[Given task] Return every line of the data below that includes the string "OPTICAL".

Excerpts from a figure dataset:

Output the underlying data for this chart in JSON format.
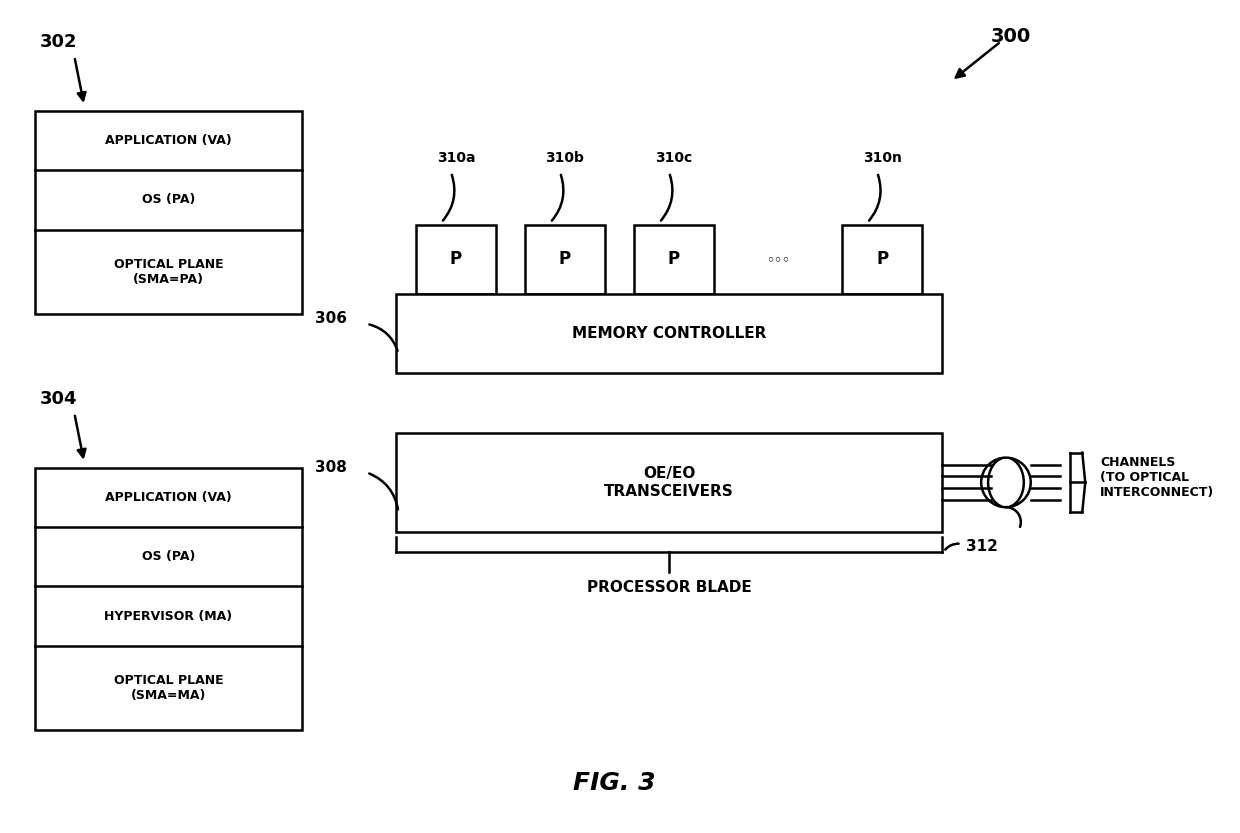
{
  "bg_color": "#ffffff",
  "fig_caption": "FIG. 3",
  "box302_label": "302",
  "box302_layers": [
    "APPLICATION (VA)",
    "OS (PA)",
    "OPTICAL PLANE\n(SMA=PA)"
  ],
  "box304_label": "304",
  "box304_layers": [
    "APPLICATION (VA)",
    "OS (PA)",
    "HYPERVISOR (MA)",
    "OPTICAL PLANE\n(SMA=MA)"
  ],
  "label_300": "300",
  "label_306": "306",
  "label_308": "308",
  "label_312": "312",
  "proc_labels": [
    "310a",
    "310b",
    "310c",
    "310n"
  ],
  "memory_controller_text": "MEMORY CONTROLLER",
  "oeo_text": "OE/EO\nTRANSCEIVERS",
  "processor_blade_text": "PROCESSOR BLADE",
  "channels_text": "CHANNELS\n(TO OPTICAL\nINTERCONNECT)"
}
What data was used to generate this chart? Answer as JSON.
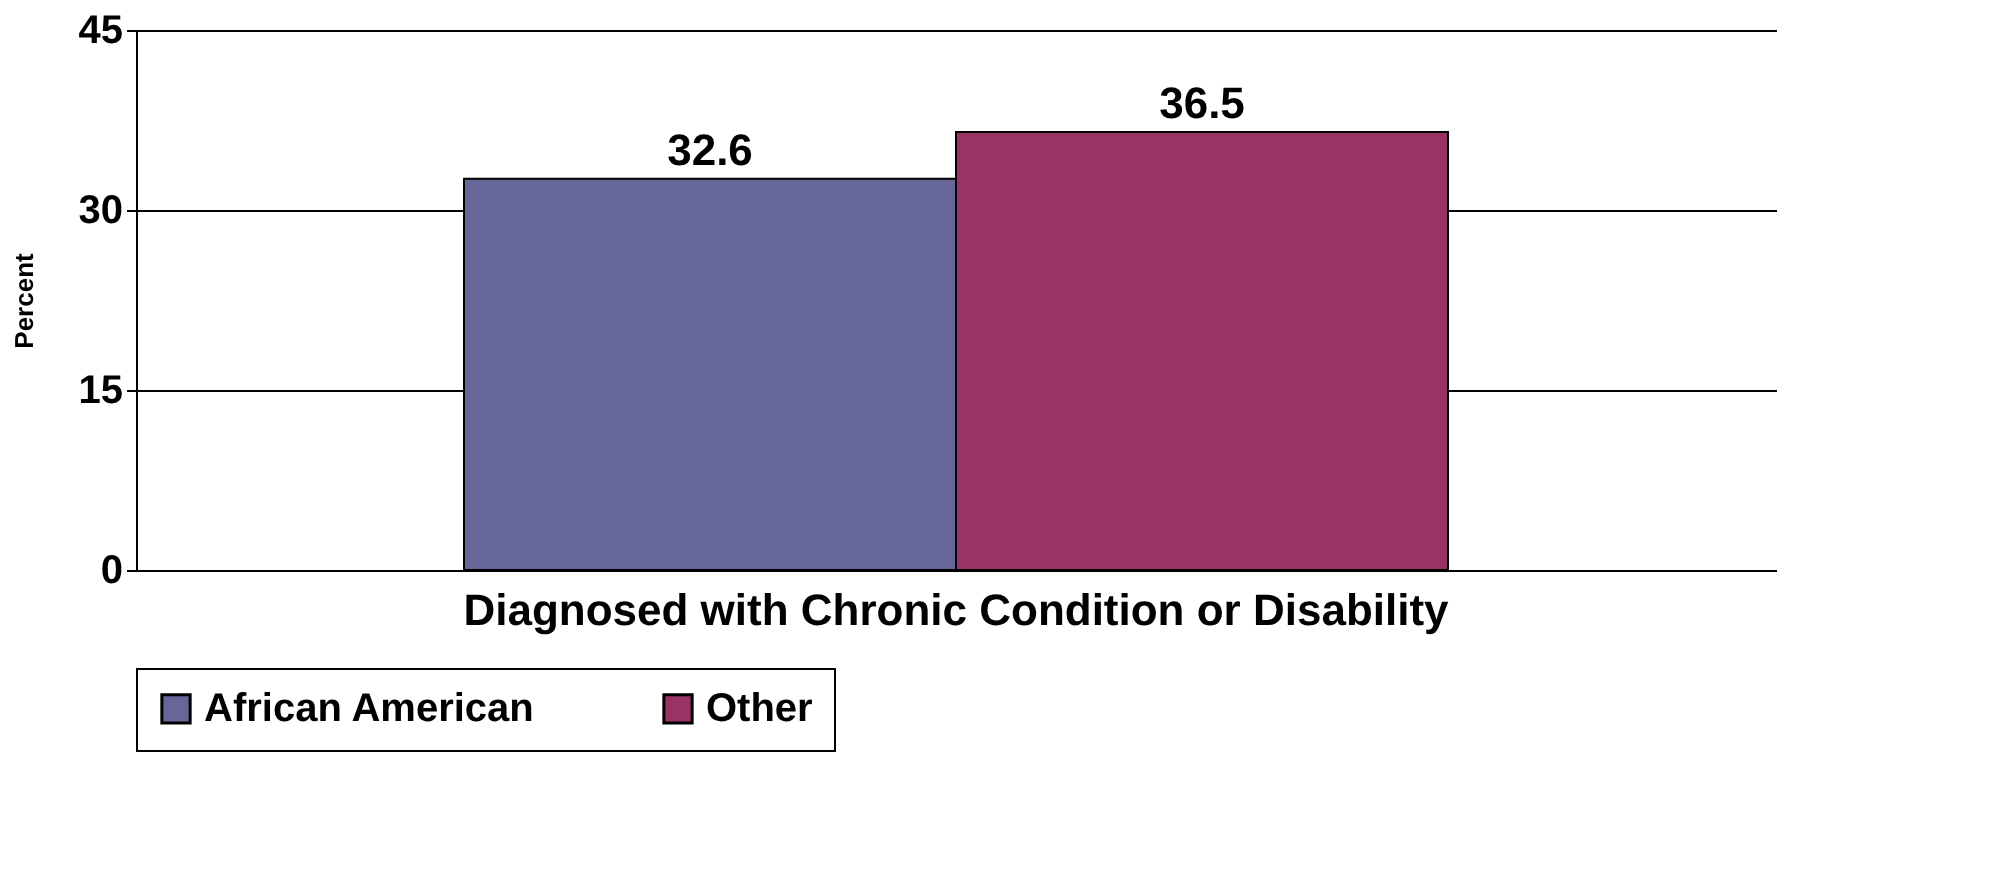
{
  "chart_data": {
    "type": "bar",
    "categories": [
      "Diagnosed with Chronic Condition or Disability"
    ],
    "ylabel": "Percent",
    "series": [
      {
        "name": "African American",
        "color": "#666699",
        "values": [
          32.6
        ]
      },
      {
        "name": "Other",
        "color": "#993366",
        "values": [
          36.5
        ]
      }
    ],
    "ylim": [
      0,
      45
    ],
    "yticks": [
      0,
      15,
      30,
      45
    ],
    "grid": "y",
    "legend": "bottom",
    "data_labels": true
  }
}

[Written answer]
    "OPTICAL PLANE\n(SMA=PA)"
    "OPTICAL PLANE\n(SMA=MA)"
  "channels_text": "CHANNELS\n(TO OPTICAL\nINTERCONNECT)"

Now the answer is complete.